*Exercise instructions*. Show all lines of the listing that hold the word "JSON".

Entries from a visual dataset

>>>

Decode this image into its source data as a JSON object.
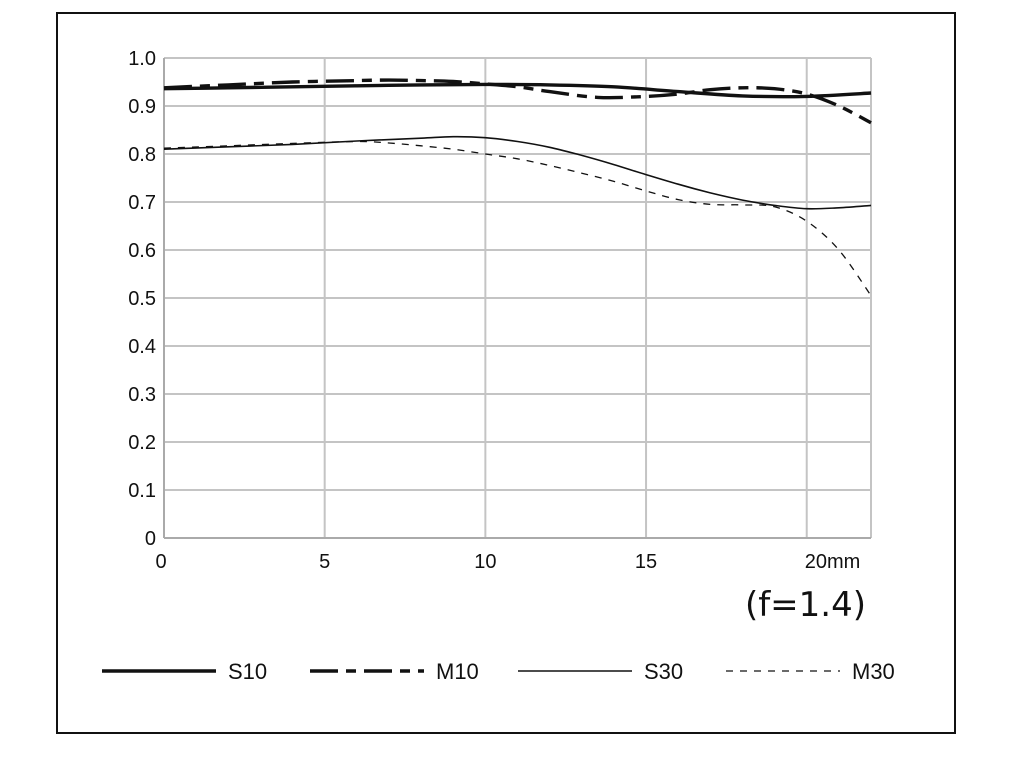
{
  "chart_data": {
    "type": "line",
    "title": "",
    "xlabel": "",
    "ylabel": "",
    "xlim": [
      0,
      22
    ],
    "ylim": [
      0,
      1.0
    ],
    "grid": true,
    "legend_position": "bottom",
    "annotation": "(f=1.4)",
    "x_ticks": [
      {
        "value": 0,
        "label": "0"
      },
      {
        "value": 5,
        "label": "5"
      },
      {
        "value": 10,
        "label": "10"
      },
      {
        "value": 15,
        "label": "15"
      },
      {
        "value": 20,
        "label": "20mm"
      }
    ],
    "y_ticks": [
      {
        "value": 0,
        "label": "0"
      },
      {
        "value": 0.1,
        "label": "0.1"
      },
      {
        "value": 0.2,
        "label": "0.2"
      },
      {
        "value": 0.3,
        "label": "0.3"
      },
      {
        "value": 0.4,
        "label": "0.4"
      },
      {
        "value": 0.5,
        "label": "0.5"
      },
      {
        "value": 0.6,
        "label": "0.6"
      },
      {
        "value": 0.7,
        "label": "0.7"
      },
      {
        "value": 0.8,
        "label": "0.8"
      },
      {
        "value": 0.9,
        "label": "0.9"
      },
      {
        "value": 1.0,
        "label": "1.0"
      }
    ],
    "series": [
      {
        "name": "S10",
        "style": "thick-solid",
        "color": "#111111",
        "x": [
          0,
          2,
          4,
          6,
          8,
          10,
          12,
          14,
          16,
          18,
          20,
          22
        ],
        "y": [
          0.936,
          0.938,
          0.94,
          0.942,
          0.944,
          0.945,
          0.944,
          0.94,
          0.93,
          0.921,
          0.92,
          0.927
        ]
      },
      {
        "name": "M10",
        "style": "thick-dash",
        "color": "#111111",
        "x": [
          0,
          2,
          4,
          6,
          7,
          8,
          9,
          10,
          11,
          12,
          13.5,
          15,
          16,
          17,
          18,
          19,
          20,
          21,
          22
        ],
        "y": [
          0.938,
          0.944,
          0.95,
          0.953,
          0.954,
          0.953,
          0.951,
          0.946,
          0.94,
          0.93,
          0.918,
          0.92,
          0.925,
          0.934,
          0.938,
          0.936,
          0.925,
          0.9,
          0.865
        ]
      },
      {
        "name": "S30",
        "style": "thin-solid",
        "color": "#111111",
        "x": [
          0,
          2,
          4,
          6,
          8,
          9,
          10,
          11,
          12,
          13,
          14,
          15,
          16,
          17,
          18,
          19,
          20,
          21,
          22
        ],
        "y": [
          0.81,
          0.815,
          0.82,
          0.827,
          0.833,
          0.836,
          0.834,
          0.826,
          0.814,
          0.797,
          0.778,
          0.757,
          0.737,
          0.719,
          0.704,
          0.693,
          0.686,
          0.688,
          0.693
        ]
      },
      {
        "name": "M30",
        "style": "thin-dash",
        "color": "#111111",
        "x": [
          0,
          2,
          4,
          6,
          7,
          8,
          9,
          10,
          11,
          12,
          13,
          14,
          15,
          16,
          17,
          18,
          19,
          20,
          21,
          22
        ],
        "y": [
          0.812,
          0.817,
          0.822,
          0.826,
          0.823,
          0.817,
          0.81,
          0.8,
          0.79,
          0.776,
          0.76,
          0.743,
          0.723,
          0.705,
          0.695,
          0.694,
          0.69,
          0.66,
          0.6,
          0.505
        ]
      }
    ]
  }
}
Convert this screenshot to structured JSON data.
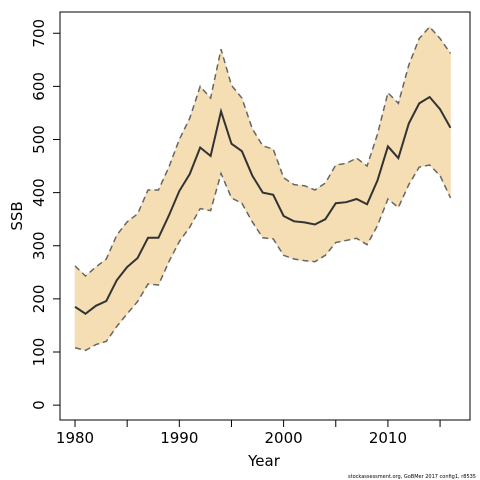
{
  "chart_data": {
    "type": "line",
    "x_label": "Year",
    "y_label": "SSB",
    "footnote": "stockassessment.org, GoBMer 2017 config1, r8535",
    "x": [
      1980,
      1981,
      1982,
      1983,
      1984,
      1985,
      1986,
      1987,
      1988,
      1989,
      1990,
      1991,
      1992,
      1993,
      1994,
      1995,
      1996,
      1997,
      1998,
      1999,
      2000,
      2001,
      2002,
      2003,
      2004,
      2005,
      2006,
      2007,
      2008,
      2009,
      2010,
      2011,
      2012,
      2013,
      2014,
      2015,
      2016
    ],
    "series": [
      {
        "color": "#333333",
        "values": [
          185,
          172,
          187,
          196,
          235,
          260,
          277,
          315,
          315,
          357,
          403,
          435,
          485,
          469,
          553,
          492,
          478,
          432,
          400,
          396,
          356,
          346,
          344,
          340,
          350,
          380,
          382,
          388,
          378,
          423,
          487,
          465,
          530,
          568,
          580,
          557,
          522
        ]
      }
    ],
    "band": {
      "color": "#f5deb3",
      "edge_color": "#666666",
      "upper": [
        262,
        243,
        260,
        275,
        320,
        345,
        360,
        405,
        405,
        448,
        500,
        540,
        600,
        578,
        670,
        602,
        578,
        520,
        488,
        482,
        428,
        415,
        413,
        405,
        418,
        452,
        455,
        465,
        450,
        510,
        588,
        568,
        640,
        690,
        712,
        690,
        662
      ],
      "lower": [
        108,
        103,
        114,
        120,
        148,
        172,
        195,
        228,
        226,
        270,
        308,
        335,
        370,
        366,
        436,
        390,
        380,
        345,
        315,
        313,
        282,
        275,
        272,
        270,
        282,
        306,
        310,
        314,
        302,
        338,
        388,
        372,
        415,
        448,
        452,
        432,
        390
      ]
    },
    "xlim": [
      1978.56,
      2017.87
    ],
    "ylim": [
      -28,
      740
    ],
    "xticks": [
      1980,
      1990,
      2000,
      2010
    ],
    "xminorticks": [
      1985,
      1995,
      2005,
      2015
    ],
    "yticks": [
      0,
      100,
      200,
      300,
      400,
      500,
      600,
      700
    ]
  }
}
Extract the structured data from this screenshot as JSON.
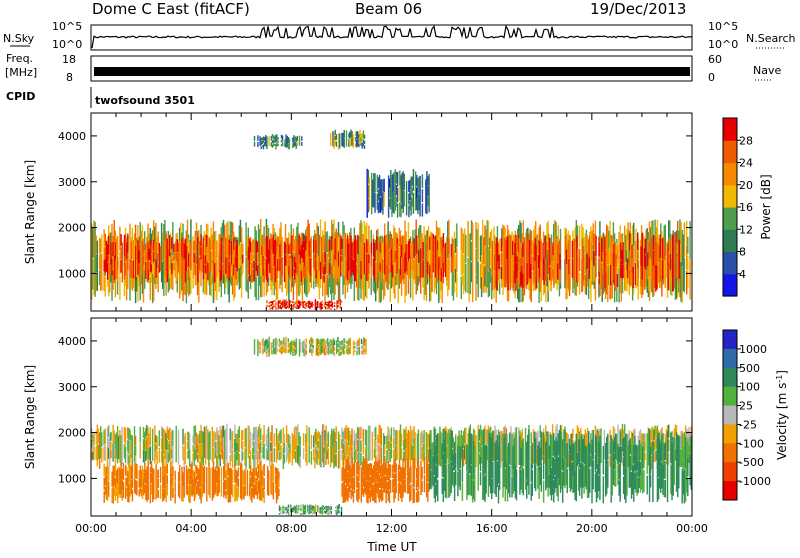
{
  "header": {
    "title": "Dome C East (fitACF)",
    "beam": "Beam 06",
    "date": "19/Dec/2013"
  },
  "strip_panels": {
    "nsky_label": "N.Sky",
    "nsky_ticks": [
      "10^5",
      "10^0"
    ],
    "nsearch_label": "N.Search",
    "nsearch_ticks": [
      "10^5",
      "10^0"
    ],
    "freq_label": "Freq.",
    "freq_unit": "[MHz]",
    "freq_ticks": [
      "18",
      "8"
    ],
    "nave_label": "Nave",
    "nave_ticks": [
      "60",
      "0"
    ],
    "cpid_label": "CPID",
    "cpid_value": "twofsound 3501"
  },
  "chart_data": [
    {
      "type": "heatmap",
      "panel": "power",
      "title": "",
      "xlabel": "",
      "ylabel": "Slant Range [km]",
      "xlim": [
        0,
        24
      ],
      "ylim": [
        180,
        4500
      ],
      "yticks": [
        1000,
        2000,
        3000,
        4000
      ],
      "colorbar": {
        "label": "Power [dB]",
        "ticks": [
          "4",
          "8",
          "12",
          "16",
          "20",
          "24",
          "28"
        ],
        "levels": [
          0,
          4,
          8,
          12,
          16,
          20,
          24,
          28,
          32
        ],
        "colors": [
          "#1414e6",
          "#2a4fa8",
          "#2e7d52",
          "#4f9e4f",
          "#f0b800",
          "#f58a00",
          "#f05a00",
          "#e60000"
        ]
      },
      "regions": [
        {
          "t0": 0.0,
          "t1": 24.0,
          "r0": 350,
          "r1": 2200,
          "level": 18
        },
        {
          "t0": 0.5,
          "t1": 14.5,
          "r0": 800,
          "r1": 1900,
          "level": 26
        },
        {
          "t0": 16.0,
          "t1": 23.5,
          "r0": 600,
          "r1": 1900,
          "level": 26
        },
        {
          "t0": 7.0,
          "t1": 10.0,
          "r0": 200,
          "r1": 450,
          "level": 30
        },
        {
          "t0": 6.5,
          "t1": 8.5,
          "r0": 3700,
          "r1": 4050,
          "level": 10
        },
        {
          "t0": 9.5,
          "t1": 11.0,
          "r0": 3700,
          "r1": 4150,
          "level": 12
        },
        {
          "t0": 11.0,
          "t1": 13.5,
          "r0": 2200,
          "r1": 3300,
          "level": 10
        }
      ]
    },
    {
      "type": "heatmap",
      "panel": "velocity",
      "title": "",
      "xlabel": "Time UT",
      "ylabel": "Slant Range [km]",
      "xlim": [
        0,
        24
      ],
      "ylim": [
        180,
        4500
      ],
      "xticks": [
        "00:00",
        "04:00",
        "08:00",
        "12:00",
        "16:00",
        "20:00",
        "00:00"
      ],
      "yticks": [
        1000,
        2000,
        3000,
        4000
      ],
      "colorbar": {
        "label": "Velocity [m s^-1]",
        "ticks": [
          "1000",
          "500",
          "100",
          "25",
          "-25",
          "-100",
          "-500",
          "-1000"
        ],
        "colors": [
          "#2424c8",
          "#2e6ba8",
          "#2e8a5a",
          "#55b040",
          "#b8b8b8",
          "#f0a000",
          "#f07000",
          "#f04000",
          "#e60000"
        ]
      },
      "regions": [
        {
          "t0": 0.0,
          "t1": 24.0,
          "r0": 1200,
          "r1": 2200,
          "velocity": 0
        },
        {
          "t0": 0.5,
          "t1": 7.5,
          "r0": 450,
          "r1": 1400,
          "velocity": -150
        },
        {
          "t0": 10.0,
          "t1": 13.5,
          "r0": 450,
          "r1": 1500,
          "velocity": -300
        },
        {
          "t0": 13.5,
          "t1": 24.0,
          "r0": 450,
          "r1": 2100,
          "velocity": 150
        },
        {
          "t0": 7.5,
          "t1": 10.0,
          "r0": 200,
          "r1": 450,
          "velocity": 80
        },
        {
          "t0": 6.5,
          "t1": 11.0,
          "r0": 3650,
          "r1": 4100,
          "velocity": 0
        }
      ]
    }
  ]
}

<<<

*The reply*.
Decode this image into its source data as a JSON object.
Convert this screenshot to structured JSON data.
Extract the structured data from this screenshot as JSON.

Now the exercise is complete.